- [WORKING DATA]
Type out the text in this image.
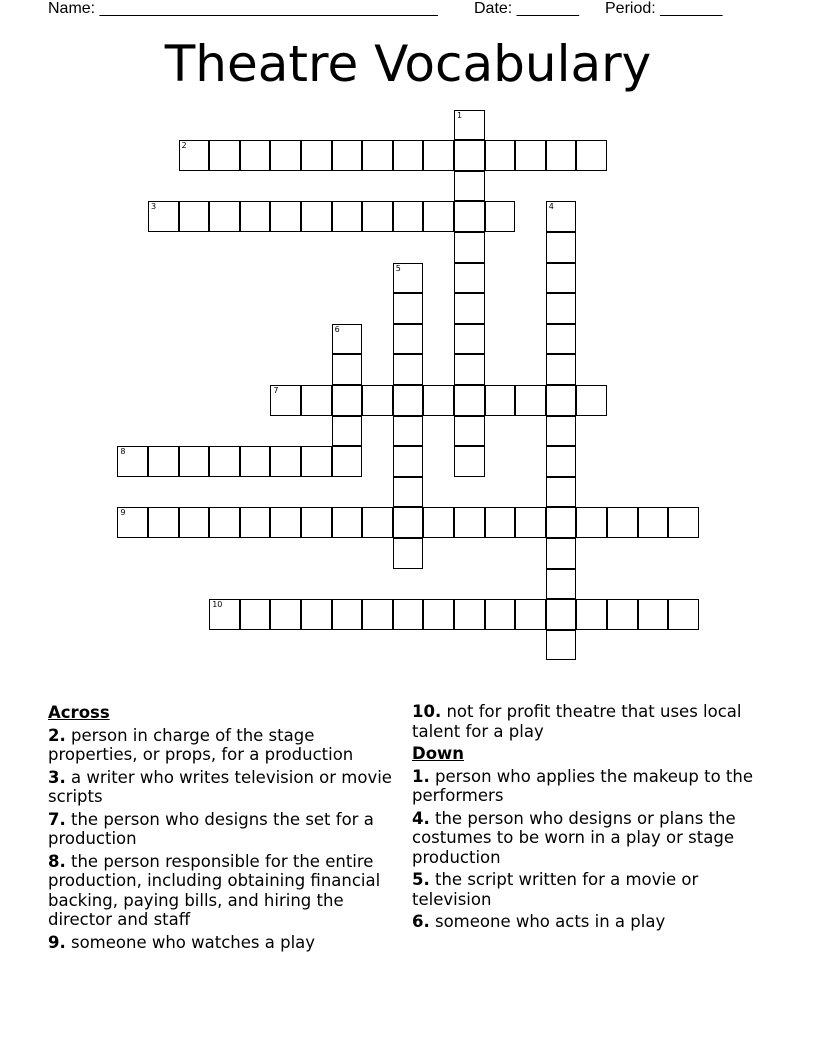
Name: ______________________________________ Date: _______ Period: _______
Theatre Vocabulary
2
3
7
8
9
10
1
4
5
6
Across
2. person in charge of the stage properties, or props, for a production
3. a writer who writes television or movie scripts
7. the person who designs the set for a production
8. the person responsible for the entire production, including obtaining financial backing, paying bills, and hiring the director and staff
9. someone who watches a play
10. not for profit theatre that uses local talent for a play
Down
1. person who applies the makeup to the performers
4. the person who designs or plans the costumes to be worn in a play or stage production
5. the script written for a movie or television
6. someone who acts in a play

...

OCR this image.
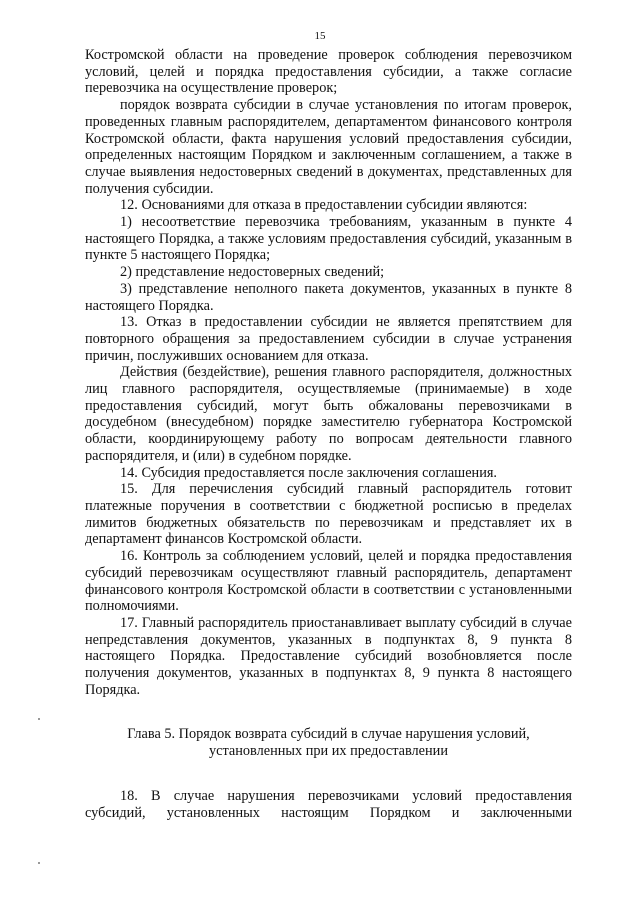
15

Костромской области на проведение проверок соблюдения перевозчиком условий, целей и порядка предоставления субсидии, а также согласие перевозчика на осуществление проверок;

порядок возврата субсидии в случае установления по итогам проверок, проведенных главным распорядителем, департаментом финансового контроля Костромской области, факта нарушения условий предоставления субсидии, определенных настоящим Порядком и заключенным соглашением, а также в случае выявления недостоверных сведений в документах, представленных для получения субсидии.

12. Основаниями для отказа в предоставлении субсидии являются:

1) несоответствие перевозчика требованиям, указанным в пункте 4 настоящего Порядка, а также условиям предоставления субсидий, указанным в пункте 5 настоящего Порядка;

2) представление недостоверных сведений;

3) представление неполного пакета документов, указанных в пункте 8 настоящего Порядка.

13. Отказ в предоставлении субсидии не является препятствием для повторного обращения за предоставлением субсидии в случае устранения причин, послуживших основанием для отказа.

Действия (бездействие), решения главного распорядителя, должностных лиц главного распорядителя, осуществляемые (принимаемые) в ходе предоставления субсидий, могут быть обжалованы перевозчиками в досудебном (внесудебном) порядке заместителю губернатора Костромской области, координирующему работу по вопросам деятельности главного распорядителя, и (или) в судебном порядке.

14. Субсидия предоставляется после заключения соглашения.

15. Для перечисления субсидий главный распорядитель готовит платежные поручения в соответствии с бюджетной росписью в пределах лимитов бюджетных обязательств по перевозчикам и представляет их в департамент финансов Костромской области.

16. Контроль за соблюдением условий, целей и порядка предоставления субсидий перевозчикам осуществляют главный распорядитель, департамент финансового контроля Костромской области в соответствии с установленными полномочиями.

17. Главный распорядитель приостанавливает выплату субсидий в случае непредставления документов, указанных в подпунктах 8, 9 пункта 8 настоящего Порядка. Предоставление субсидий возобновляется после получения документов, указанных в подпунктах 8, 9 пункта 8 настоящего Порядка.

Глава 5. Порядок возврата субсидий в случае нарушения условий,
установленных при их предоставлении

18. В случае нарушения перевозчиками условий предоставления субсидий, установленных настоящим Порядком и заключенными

- [TASK INSTRUCTIONS] Pick out the lines containing the string "нарушения".

- [REPLY TO THE TASK]
порядок возврата субсидии в случае установления по итогам проверок, проведенных главным распорядителем, департаментом финансового контроля Костромской области, факта нарушения условий предоставления субсидии, определенных настоящим Порядком и заключенным соглашением, а также в случае выявления недостоверных сведений в документах, представленных для получения субсидии.
Глава 5. Порядок возврата субсидий в случае нарушения условий,
18. В случае нарушения перевозчиками условий предоставления субсидий, установленных настоящим Порядком и заключенными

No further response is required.